## Requirements:
Copy all lines that contain the word "Evaluation".

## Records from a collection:
** Begin **

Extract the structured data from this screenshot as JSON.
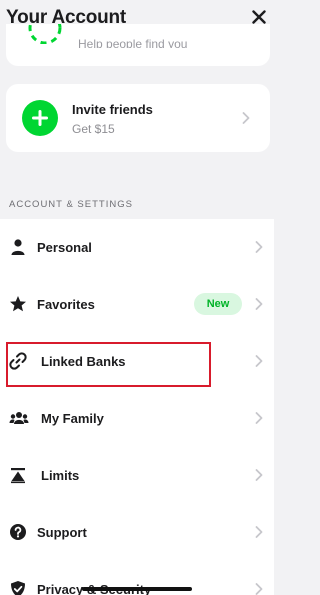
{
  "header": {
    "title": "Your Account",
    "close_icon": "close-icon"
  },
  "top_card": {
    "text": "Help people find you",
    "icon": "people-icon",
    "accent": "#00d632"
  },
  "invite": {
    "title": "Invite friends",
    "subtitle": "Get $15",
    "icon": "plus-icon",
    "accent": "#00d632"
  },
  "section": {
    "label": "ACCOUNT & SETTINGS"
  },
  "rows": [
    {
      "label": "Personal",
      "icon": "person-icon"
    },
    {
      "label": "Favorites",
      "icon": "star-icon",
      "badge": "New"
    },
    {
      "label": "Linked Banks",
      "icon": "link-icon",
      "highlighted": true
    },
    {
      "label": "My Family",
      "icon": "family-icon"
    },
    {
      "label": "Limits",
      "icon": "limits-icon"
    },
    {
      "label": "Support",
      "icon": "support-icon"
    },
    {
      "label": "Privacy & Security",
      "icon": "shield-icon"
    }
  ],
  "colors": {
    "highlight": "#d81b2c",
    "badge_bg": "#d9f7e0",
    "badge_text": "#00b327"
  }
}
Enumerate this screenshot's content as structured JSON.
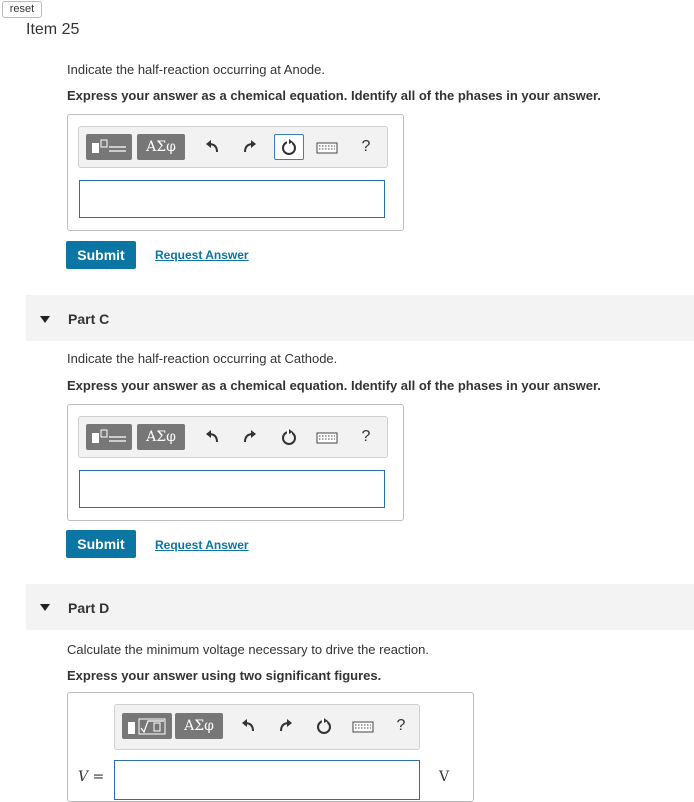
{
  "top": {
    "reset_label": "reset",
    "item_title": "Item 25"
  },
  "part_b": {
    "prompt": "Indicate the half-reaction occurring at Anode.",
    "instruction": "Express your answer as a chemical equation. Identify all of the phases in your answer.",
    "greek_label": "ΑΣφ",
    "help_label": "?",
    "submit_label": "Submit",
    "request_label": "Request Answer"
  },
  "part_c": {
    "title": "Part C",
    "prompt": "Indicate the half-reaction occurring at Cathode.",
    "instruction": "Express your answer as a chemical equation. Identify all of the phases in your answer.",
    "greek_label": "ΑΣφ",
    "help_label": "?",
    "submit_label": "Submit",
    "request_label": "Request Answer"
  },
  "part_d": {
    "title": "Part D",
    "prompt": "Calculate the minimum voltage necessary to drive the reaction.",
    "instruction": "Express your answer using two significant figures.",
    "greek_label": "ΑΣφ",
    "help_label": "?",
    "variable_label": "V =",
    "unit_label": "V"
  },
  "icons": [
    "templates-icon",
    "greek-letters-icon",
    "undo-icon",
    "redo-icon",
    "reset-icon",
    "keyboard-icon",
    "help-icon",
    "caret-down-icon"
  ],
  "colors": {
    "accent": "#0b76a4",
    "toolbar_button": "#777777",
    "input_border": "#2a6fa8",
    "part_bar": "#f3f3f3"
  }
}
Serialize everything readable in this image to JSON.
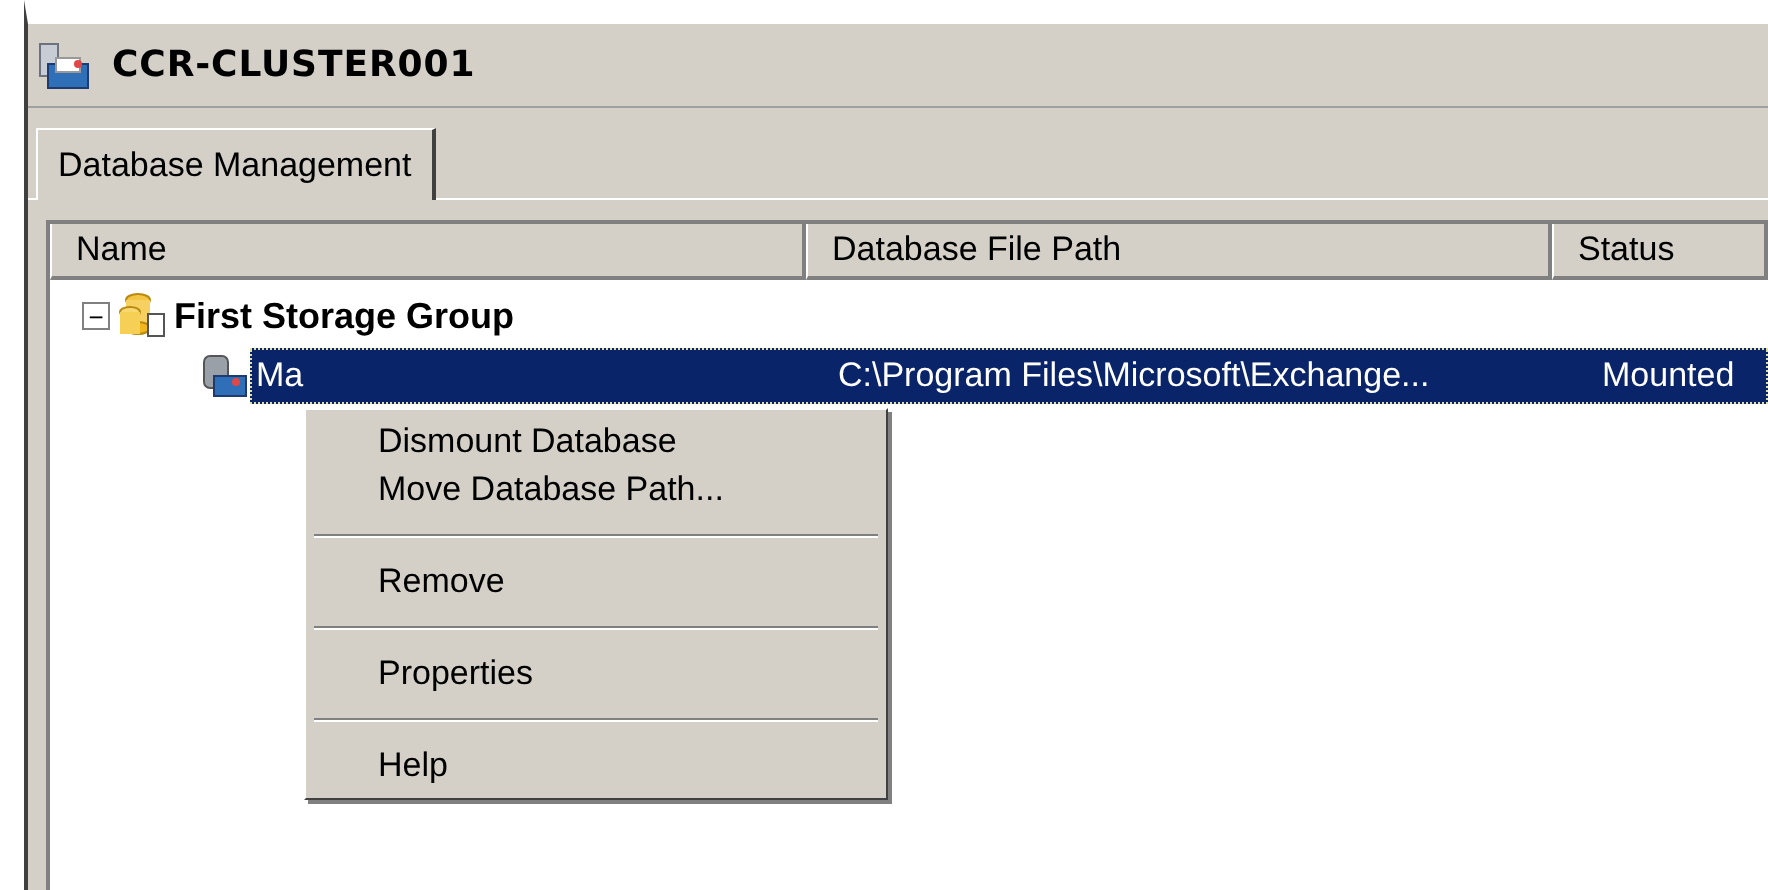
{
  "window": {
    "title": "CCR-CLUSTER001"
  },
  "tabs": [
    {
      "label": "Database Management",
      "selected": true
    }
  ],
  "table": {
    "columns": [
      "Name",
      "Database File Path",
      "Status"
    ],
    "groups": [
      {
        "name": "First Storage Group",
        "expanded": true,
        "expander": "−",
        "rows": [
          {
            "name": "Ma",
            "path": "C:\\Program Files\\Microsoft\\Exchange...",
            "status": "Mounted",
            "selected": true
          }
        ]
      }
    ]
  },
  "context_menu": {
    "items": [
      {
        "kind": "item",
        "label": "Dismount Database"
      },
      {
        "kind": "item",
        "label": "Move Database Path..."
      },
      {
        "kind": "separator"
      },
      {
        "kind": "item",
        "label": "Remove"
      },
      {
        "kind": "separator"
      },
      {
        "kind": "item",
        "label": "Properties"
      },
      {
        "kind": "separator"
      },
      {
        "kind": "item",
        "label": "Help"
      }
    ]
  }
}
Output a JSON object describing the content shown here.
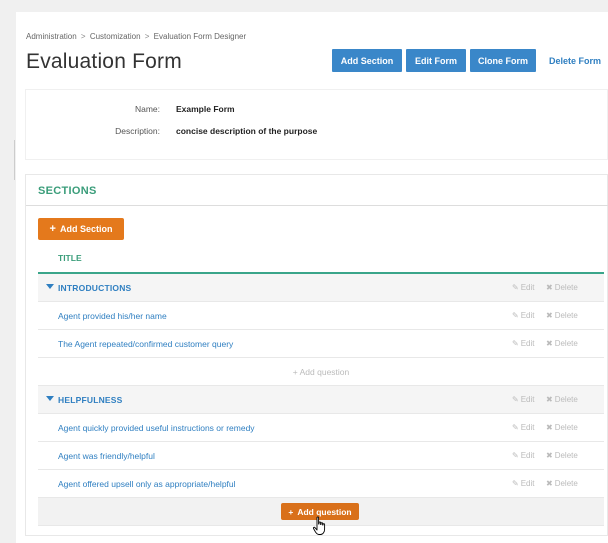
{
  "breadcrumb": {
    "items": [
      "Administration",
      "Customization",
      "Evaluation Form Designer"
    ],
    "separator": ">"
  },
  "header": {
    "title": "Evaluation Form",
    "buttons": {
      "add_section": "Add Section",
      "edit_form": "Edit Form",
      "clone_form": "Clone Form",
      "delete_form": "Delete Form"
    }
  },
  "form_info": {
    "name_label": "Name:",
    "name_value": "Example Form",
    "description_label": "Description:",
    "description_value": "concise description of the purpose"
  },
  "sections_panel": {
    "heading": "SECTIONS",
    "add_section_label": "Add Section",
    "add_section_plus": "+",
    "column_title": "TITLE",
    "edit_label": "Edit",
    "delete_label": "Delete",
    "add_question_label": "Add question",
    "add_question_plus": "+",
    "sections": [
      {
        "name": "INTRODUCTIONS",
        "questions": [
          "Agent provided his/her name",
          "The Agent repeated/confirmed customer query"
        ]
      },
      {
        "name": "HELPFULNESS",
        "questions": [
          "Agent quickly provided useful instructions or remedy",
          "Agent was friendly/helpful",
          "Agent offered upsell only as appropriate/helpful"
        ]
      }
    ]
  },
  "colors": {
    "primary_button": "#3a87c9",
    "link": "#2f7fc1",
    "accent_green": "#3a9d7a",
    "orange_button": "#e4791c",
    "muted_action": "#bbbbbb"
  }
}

** End **

## Answer to the problem:
      "Evaluation Form Designer"
    "title": "Evaluation Form",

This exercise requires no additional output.